> **Source records**
'''
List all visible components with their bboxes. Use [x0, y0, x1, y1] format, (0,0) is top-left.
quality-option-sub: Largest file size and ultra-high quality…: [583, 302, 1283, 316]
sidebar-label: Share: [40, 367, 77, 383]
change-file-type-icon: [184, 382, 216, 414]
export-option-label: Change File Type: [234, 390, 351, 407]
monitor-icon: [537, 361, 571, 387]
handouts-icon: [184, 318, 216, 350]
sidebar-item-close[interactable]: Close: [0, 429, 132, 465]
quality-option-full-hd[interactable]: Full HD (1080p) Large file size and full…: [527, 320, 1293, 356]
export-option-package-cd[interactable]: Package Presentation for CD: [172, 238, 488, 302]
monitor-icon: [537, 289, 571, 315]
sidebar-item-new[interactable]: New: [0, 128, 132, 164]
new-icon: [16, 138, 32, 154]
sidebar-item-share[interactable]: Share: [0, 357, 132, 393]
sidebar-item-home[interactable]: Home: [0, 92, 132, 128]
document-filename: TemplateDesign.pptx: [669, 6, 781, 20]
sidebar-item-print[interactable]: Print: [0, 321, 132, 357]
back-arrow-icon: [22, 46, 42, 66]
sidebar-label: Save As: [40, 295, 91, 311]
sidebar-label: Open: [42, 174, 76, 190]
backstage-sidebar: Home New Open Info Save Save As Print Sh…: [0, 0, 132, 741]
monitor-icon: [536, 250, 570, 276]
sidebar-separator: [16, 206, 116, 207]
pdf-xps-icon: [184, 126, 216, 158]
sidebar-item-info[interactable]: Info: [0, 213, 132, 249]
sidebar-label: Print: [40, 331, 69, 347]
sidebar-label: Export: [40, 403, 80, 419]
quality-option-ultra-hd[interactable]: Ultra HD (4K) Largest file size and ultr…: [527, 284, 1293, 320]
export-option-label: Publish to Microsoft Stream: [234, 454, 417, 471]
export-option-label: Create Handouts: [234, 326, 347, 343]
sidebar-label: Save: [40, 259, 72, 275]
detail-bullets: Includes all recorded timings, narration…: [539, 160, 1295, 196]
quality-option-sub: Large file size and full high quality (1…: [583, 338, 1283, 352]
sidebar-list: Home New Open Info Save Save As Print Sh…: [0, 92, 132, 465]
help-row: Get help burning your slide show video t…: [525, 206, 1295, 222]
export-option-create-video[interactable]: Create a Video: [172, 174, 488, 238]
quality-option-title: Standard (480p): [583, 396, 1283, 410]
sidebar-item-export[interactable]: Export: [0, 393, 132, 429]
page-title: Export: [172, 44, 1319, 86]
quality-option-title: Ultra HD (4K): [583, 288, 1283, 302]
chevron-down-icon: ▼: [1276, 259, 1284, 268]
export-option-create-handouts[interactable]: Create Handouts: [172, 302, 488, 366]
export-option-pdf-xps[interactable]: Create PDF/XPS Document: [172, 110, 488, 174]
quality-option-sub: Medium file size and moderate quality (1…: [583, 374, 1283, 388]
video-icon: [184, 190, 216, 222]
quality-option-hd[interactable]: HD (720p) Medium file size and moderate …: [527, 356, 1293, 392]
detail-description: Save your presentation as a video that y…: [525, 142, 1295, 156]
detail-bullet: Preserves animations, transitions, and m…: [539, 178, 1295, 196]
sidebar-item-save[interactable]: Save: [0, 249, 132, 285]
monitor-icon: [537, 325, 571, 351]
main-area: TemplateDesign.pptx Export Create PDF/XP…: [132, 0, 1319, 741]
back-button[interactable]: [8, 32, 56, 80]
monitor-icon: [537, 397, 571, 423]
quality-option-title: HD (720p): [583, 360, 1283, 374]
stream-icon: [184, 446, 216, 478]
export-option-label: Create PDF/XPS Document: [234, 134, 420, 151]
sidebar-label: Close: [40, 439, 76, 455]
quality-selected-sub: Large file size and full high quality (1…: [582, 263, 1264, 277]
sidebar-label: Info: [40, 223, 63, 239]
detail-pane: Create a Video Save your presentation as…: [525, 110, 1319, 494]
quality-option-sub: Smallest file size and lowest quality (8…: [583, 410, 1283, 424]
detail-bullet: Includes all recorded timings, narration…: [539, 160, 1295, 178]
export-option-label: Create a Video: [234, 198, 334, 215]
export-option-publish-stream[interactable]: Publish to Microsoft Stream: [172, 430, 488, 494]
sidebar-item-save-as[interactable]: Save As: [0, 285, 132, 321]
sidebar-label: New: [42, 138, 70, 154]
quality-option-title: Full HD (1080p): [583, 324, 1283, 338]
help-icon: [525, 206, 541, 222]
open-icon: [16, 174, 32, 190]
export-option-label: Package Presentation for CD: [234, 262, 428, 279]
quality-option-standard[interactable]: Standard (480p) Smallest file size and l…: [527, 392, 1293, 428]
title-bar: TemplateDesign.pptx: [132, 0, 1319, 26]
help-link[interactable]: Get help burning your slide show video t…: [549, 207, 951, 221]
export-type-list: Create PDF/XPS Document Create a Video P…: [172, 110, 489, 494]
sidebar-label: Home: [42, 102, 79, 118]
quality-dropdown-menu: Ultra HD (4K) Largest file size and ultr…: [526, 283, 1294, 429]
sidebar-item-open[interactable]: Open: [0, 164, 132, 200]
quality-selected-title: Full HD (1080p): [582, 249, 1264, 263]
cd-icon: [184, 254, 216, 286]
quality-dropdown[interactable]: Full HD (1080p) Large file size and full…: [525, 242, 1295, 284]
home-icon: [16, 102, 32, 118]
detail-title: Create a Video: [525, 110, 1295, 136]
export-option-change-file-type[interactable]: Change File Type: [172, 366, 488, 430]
'''
> **Problem**
Identify every line in the data above that contains the string "Smallest", matching case exactly, and copy each of those lines.

> **Written answer**
quality-option-sub: Smallest file size and lowest quality (8…: [583, 410, 1283, 424]
quality-option-standard[interactable]: Standard (480p) Smallest file size and l…: [527, 392, 1293, 428]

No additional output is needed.